* _Records for the task_

####################

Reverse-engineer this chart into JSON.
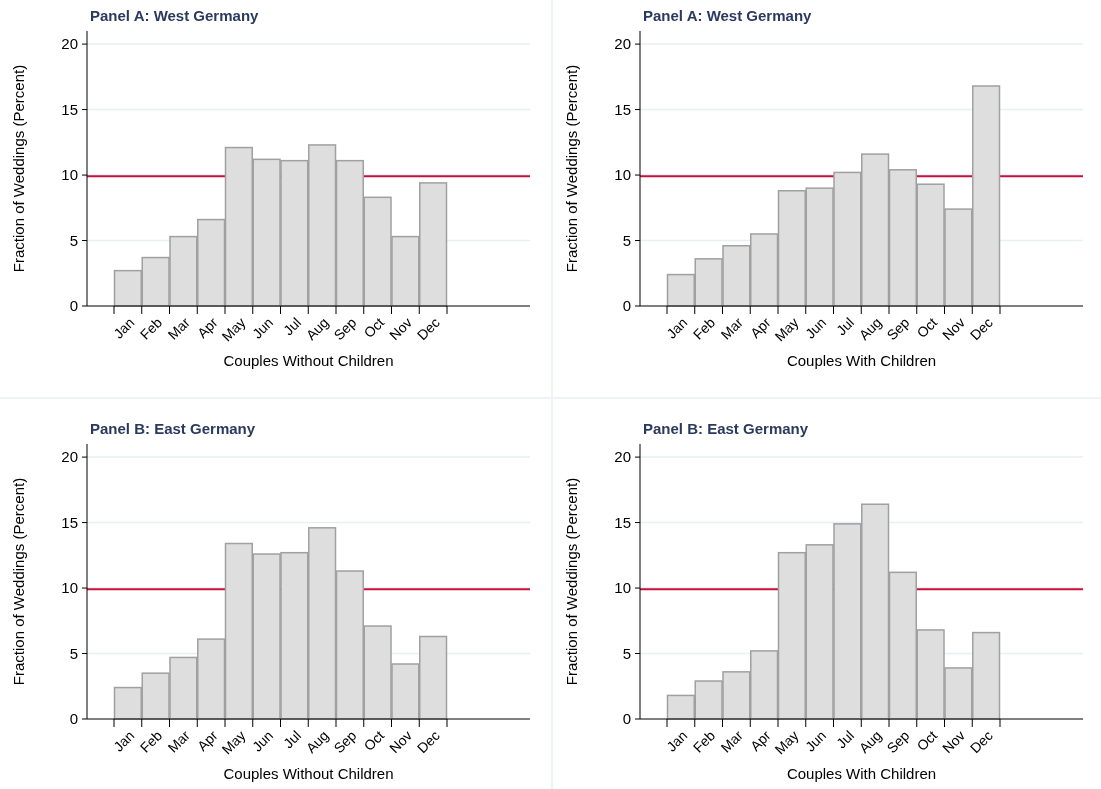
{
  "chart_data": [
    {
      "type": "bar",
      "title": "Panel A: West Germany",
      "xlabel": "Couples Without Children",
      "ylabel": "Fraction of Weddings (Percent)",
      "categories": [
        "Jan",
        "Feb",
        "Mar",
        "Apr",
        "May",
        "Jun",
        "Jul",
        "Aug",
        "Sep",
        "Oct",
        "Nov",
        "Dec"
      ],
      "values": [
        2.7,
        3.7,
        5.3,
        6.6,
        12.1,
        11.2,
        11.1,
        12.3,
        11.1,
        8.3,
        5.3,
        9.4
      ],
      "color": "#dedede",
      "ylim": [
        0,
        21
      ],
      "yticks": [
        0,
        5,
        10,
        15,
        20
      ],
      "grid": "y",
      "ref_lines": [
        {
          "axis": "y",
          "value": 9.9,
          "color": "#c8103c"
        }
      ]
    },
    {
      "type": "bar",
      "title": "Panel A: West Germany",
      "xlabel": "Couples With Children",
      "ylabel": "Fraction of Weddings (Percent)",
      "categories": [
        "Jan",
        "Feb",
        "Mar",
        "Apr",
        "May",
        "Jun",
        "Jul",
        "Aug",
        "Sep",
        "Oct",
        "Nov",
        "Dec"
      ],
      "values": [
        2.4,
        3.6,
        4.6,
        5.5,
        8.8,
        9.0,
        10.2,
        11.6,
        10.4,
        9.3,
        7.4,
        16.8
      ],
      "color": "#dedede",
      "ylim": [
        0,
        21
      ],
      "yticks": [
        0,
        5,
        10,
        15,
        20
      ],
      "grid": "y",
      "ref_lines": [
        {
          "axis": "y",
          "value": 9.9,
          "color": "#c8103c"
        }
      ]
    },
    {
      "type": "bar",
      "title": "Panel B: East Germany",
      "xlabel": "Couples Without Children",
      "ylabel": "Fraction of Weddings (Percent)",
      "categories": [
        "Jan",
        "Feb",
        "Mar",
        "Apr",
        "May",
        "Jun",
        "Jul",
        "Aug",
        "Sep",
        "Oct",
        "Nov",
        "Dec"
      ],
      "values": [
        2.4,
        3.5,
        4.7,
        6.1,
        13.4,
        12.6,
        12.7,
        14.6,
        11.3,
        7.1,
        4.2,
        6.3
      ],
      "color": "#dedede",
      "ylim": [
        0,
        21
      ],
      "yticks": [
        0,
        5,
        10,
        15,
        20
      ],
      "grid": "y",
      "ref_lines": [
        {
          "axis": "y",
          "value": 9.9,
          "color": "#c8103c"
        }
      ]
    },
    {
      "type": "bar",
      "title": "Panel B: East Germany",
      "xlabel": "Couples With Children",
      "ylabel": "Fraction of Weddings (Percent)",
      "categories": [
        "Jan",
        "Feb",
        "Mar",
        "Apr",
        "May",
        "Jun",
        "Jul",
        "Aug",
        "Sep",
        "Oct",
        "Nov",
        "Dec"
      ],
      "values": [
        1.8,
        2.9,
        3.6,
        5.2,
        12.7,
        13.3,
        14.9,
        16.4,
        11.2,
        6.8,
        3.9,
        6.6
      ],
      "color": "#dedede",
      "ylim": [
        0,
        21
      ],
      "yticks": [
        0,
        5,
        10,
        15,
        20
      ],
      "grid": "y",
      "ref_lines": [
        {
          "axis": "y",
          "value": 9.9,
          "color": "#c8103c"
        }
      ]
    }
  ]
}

####################

* _Do this_
Give the data above again in full and unchanged, skipping the pictures.

* _Result of the task_
Reverse-engineer this chart into JSON.
{
  "chart_data": [
    {
      "type": "bar",
      "title": "Panel A: West Germany",
      "xlabel": "Couples Without Children",
      "ylabel": "Fraction of Weddings (Percent)",
      "categories": [
        "Jan",
        "Feb",
        "Mar",
        "Apr",
        "May",
        "Jun",
        "Jul",
        "Aug",
        "Sep",
        "Oct",
        "Nov",
        "Dec"
      ],
      "values": [
        2.7,
        3.7,
        5.3,
        6.6,
        12.1,
        11.2,
        11.1,
        12.3,
        11.1,
        8.3,
        5.3,
        9.4
      ],
      "color": "#dedede",
      "ylim": [
        0,
        21
      ],
      "yticks": [
        0,
        5,
        10,
        15,
        20
      ],
      "grid": "y",
      "ref_lines": [
        {
          "axis": "y",
          "value": 9.9,
          "color": "#c8103c"
        }
      ]
    },
    {
      "type": "bar",
      "title": "Panel A: West Germany",
      "xlabel": "Couples With Children",
      "ylabel": "Fraction of Weddings (Percent)",
      "categories": [
        "Jan",
        "Feb",
        "Mar",
        "Apr",
        "May",
        "Jun",
        "Jul",
        "Aug",
        "Sep",
        "Oct",
        "Nov",
        "Dec"
      ],
      "values": [
        2.4,
        3.6,
        4.6,
        5.5,
        8.8,
        9.0,
        10.2,
        11.6,
        10.4,
        9.3,
        7.4,
        16.8
      ],
      "color": "#dedede",
      "ylim": [
        0,
        21
      ],
      "yticks": [
        0,
        5,
        10,
        15,
        20
      ],
      "grid": "y",
      "ref_lines": [
        {
          "axis": "y",
          "value": 9.9,
          "color": "#c8103c"
        }
      ]
    },
    {
      "type": "bar",
      "title": "Panel B: East Germany",
      "xlabel": "Couples Without Children",
      "ylabel": "Fraction of Weddings (Percent)",
      "categories": [
        "Jan",
        "Feb",
        "Mar",
        "Apr",
        "May",
        "Jun",
        "Jul",
        "Aug",
        "Sep",
        "Oct",
        "Nov",
        "Dec"
      ],
      "values": [
        2.4,
        3.5,
        4.7,
        6.1,
        13.4,
        12.6,
        12.7,
        14.6,
        11.3,
        7.1,
        4.2,
        6.3
      ],
      "color": "#dedede",
      "ylim": [
        0,
        21
      ],
      "yticks": [
        0,
        5,
        10,
        15,
        20
      ],
      "grid": "y",
      "ref_lines": [
        {
          "axis": "y",
          "value": 9.9,
          "color": "#c8103c"
        }
      ]
    },
    {
      "type": "bar",
      "title": "Panel B: East Germany",
      "xlabel": "Couples With Children",
      "ylabel": "Fraction of Weddings (Percent)",
      "categories": [
        "Jan",
        "Feb",
        "Mar",
        "Apr",
        "May",
        "Jun",
        "Jul",
        "Aug",
        "Sep",
        "Oct",
        "Nov",
        "Dec"
      ],
      "values": [
        1.8,
        2.9,
        3.6,
        5.2,
        12.7,
        13.3,
        14.9,
        16.4,
        11.2,
        6.8,
        3.9,
        6.6
      ],
      "color": "#dedede",
      "ylim": [
        0,
        21
      ],
      "yticks": [
        0,
        5,
        10,
        15,
        20
      ],
      "grid": "y",
      "ref_lines": [
        {
          "axis": "y",
          "value": 9.9,
          "color": "#c8103c"
        }
      ]
    }
  ]
}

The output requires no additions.